Work to do: Search the data for the word "Ducati". Reproduce every line where it is found.

Dataset excerpts:
--*--

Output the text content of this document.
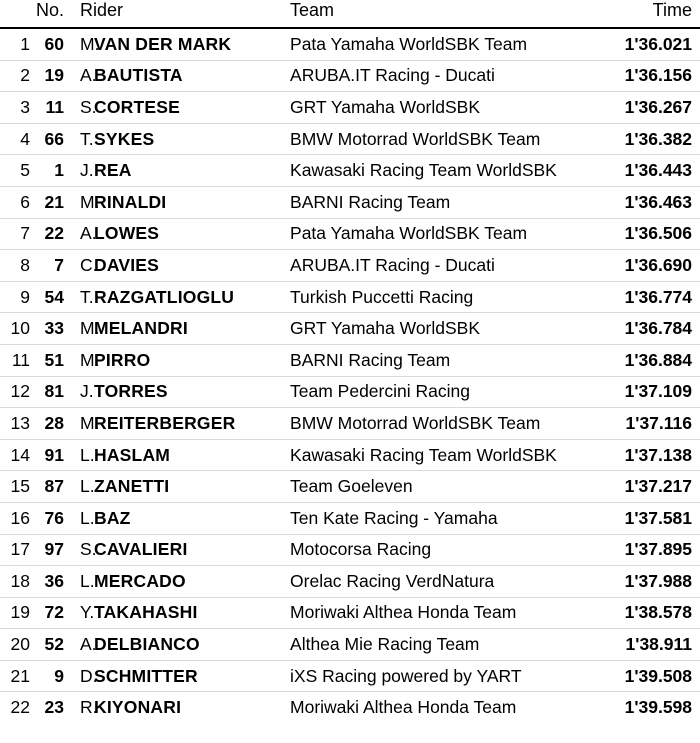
	No.	Rider		Team	Time
1	60	M.	VAN DER MARK	Pata Yamaha WorldSBK Team	1'36.021
2	19	A.	BAUTISTA	ARUBA.IT Racing - Ducati	1'36.156
3	11	S.	CORTESE	GRT Yamaha WorldSBK	1'36.267
4	66	T.	SYKES	BMW Motorrad WorldSBK Team	1'36.382
5	1	J.	REA	Kawasaki Racing Team WorldSBK	1'36.443
6	21	M.	RINALDI	BARNI Racing Team	1'36.463
7	22	A.	LOWES	Pata Yamaha WorldSBK Team	1'36.506
8	7	C.	DAVIES	ARUBA.IT Racing - Ducati	1'36.690
9	54	T.	RAZGATLIOGLU	Turkish Puccetti Racing	1'36.774
10	33	M.	MELANDRI	GRT Yamaha WorldSBK	1'36.784
11	51	M.	PIRRO	BARNI Racing Team	1'36.884
12	81	J.	TORRES	Team Pedercini Racing	1'37.109
13	28	M.	REITERBERGER	BMW Motorrad WorldSBK Team	1'37.116
14	91	L.	HASLAM	Kawasaki Racing Team WorldSBK	1'37.138
15	87	L.	ZANETTI	Team Goeleven	1'37.217
16	76	L.	BAZ	Ten Kate Racing - Yamaha	1'37.581
17	97	S.	CAVALIERI	Motocorsa Racing	1'37.895
18	36	L.	MERCADO	Orelac Racing VerdNatura	1'37.988
19	72	Y.	TAKAHASHI	Moriwaki Althea Honda Team	1'38.578
20	52	A.	DELBIANCO	Althea Mie Racing Team	1'38.911
21	9	D.	SCHMITTER	iXS Racing powered by YART	1'39.508
22	23	R.	KIYONARI	Moriwaki Althea Honda Team	1'39.598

--*--

Written reply:
2	19	A.	BAUTISTA	ARUBA.IT Racing - Ducati	1'36.156
8	7	C.	DAVIES	ARUBA.IT Racing - Ducati	1'36.690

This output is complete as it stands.